Sunday, September 21, 2008

Saratoga Springs, the Civil War and the bailout

It's a beautiful day in Saratoga Springs. The city is a beehive of activity. There is a Civil War encampment in Congress Park. The Civil War was such a massacre....over 600,000 deaths, I believe. Does anyone believe Lincoln could have avoided this civil war? Speaking of experience, Lincoln had less Washington experience than Obama.
There is a running marathon in the city. I wish I could walk a mile, let alone run.--------------------------------The Feds. are going to borrow, or print, $750 billion early next week. That's in addition to Bear Sterns-$24b;Fannie and Freddie-$200b;AIG-$85; and other bailouts totaling $400 billion. A trillion here, a trillion there. Pretty soon it begins to add up.
Our buddy, neighboring Vt. Senator Bernie Sanders, has some suggestions on this bailout, some very cogent:
"..a) Impose a five-year, 10 percent surtax on income over $1 million a year for couples and over $500,000 for single taxpayers. That would raise more than $300 billion in revenue;
b) Ensure that assets purchased from banks are realistically discounted so companies are not rewarded for their risky behavior and taxpayers can recover the amount they paid for them; and
c) Require that taxpayers receive equity stakes in the bailed-out companies so that the assumption of risk is rewarded when companies' stock goes up.

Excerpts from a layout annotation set
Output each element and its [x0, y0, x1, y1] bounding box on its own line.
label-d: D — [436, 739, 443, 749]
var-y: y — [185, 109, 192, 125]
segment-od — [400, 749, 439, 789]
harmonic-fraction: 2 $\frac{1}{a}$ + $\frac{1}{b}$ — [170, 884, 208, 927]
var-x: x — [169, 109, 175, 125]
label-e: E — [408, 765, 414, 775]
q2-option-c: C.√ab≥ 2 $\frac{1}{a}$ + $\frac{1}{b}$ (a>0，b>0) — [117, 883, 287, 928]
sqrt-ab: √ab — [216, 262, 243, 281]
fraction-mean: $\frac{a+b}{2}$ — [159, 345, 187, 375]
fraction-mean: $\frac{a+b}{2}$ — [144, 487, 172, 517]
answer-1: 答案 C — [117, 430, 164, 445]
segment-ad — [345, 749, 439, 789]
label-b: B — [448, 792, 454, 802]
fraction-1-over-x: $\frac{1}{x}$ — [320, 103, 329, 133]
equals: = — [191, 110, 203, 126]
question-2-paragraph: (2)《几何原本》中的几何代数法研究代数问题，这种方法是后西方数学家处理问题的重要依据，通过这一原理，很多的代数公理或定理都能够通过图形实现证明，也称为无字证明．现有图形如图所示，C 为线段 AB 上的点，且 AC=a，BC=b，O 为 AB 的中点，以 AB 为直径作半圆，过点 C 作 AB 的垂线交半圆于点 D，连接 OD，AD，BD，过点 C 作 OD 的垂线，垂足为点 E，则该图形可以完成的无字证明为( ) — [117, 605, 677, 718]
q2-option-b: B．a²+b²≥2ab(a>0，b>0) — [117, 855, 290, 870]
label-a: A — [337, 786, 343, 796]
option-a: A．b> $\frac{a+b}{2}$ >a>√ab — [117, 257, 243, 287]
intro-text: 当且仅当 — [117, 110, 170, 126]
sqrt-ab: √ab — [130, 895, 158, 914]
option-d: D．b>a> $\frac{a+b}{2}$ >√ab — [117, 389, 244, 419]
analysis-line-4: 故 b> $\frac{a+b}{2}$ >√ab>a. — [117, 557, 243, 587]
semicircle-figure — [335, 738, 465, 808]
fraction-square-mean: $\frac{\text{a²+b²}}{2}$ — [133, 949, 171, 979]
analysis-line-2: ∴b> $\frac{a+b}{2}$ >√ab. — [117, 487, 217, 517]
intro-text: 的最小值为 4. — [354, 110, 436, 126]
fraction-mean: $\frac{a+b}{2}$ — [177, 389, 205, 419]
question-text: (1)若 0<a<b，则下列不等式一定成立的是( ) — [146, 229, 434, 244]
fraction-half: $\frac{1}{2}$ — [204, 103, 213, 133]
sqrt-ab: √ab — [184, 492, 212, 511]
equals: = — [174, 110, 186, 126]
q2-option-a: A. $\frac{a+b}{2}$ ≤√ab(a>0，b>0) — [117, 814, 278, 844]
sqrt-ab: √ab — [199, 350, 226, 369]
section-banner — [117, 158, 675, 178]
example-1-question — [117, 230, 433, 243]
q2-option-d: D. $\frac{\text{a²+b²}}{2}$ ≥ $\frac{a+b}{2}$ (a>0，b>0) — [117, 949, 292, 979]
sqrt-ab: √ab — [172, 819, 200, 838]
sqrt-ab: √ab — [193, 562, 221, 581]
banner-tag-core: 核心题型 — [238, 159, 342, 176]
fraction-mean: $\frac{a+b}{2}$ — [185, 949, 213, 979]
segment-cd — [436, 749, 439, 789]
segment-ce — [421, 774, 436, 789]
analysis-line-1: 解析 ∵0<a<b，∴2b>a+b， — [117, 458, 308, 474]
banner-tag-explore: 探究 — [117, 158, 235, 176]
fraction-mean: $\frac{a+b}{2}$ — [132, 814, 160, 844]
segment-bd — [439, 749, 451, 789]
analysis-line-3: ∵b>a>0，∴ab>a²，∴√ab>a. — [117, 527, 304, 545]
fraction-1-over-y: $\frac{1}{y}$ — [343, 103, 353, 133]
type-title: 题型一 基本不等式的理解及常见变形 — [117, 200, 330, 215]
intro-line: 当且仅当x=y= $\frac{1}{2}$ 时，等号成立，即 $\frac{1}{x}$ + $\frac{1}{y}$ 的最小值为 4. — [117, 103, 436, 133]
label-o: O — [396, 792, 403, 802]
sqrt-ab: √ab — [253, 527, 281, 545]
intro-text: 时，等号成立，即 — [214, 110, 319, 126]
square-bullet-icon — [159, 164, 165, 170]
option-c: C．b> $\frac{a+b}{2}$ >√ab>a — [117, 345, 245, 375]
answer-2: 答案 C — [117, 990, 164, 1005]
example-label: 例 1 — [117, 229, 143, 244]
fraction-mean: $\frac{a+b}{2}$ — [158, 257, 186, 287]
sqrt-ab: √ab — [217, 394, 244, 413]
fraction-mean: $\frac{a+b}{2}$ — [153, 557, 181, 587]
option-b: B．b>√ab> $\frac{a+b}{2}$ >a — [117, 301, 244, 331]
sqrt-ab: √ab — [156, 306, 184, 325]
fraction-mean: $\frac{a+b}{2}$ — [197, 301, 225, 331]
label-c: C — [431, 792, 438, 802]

_REQUIRED WORK_
[A] In the Saratoga Springs blog post, swap "Congress Park" for "the town green" and rewrite the passage from "Saratoga Springs, the" up to and including "experience than Obama.".
[B] According to the Saratoga Springs blog post, what amount will the Feds borrow, or print, early next week?

_TASK-BY-TASK SOLUTIONS_
[A]
Saratoga Springs, the Civil War and the bailout

It's a beautiful day in Saratoga Springs. The city is a beehive of activity. There is a Civil War encampment in the town green. The Civil War was such a massacre....over 600,000 deaths, I believe. Does anyone believe Lincoln could have avoided this civil war? Speaking of experience, Lincoln had less Washington experience than Obama.

[B] $750 billion.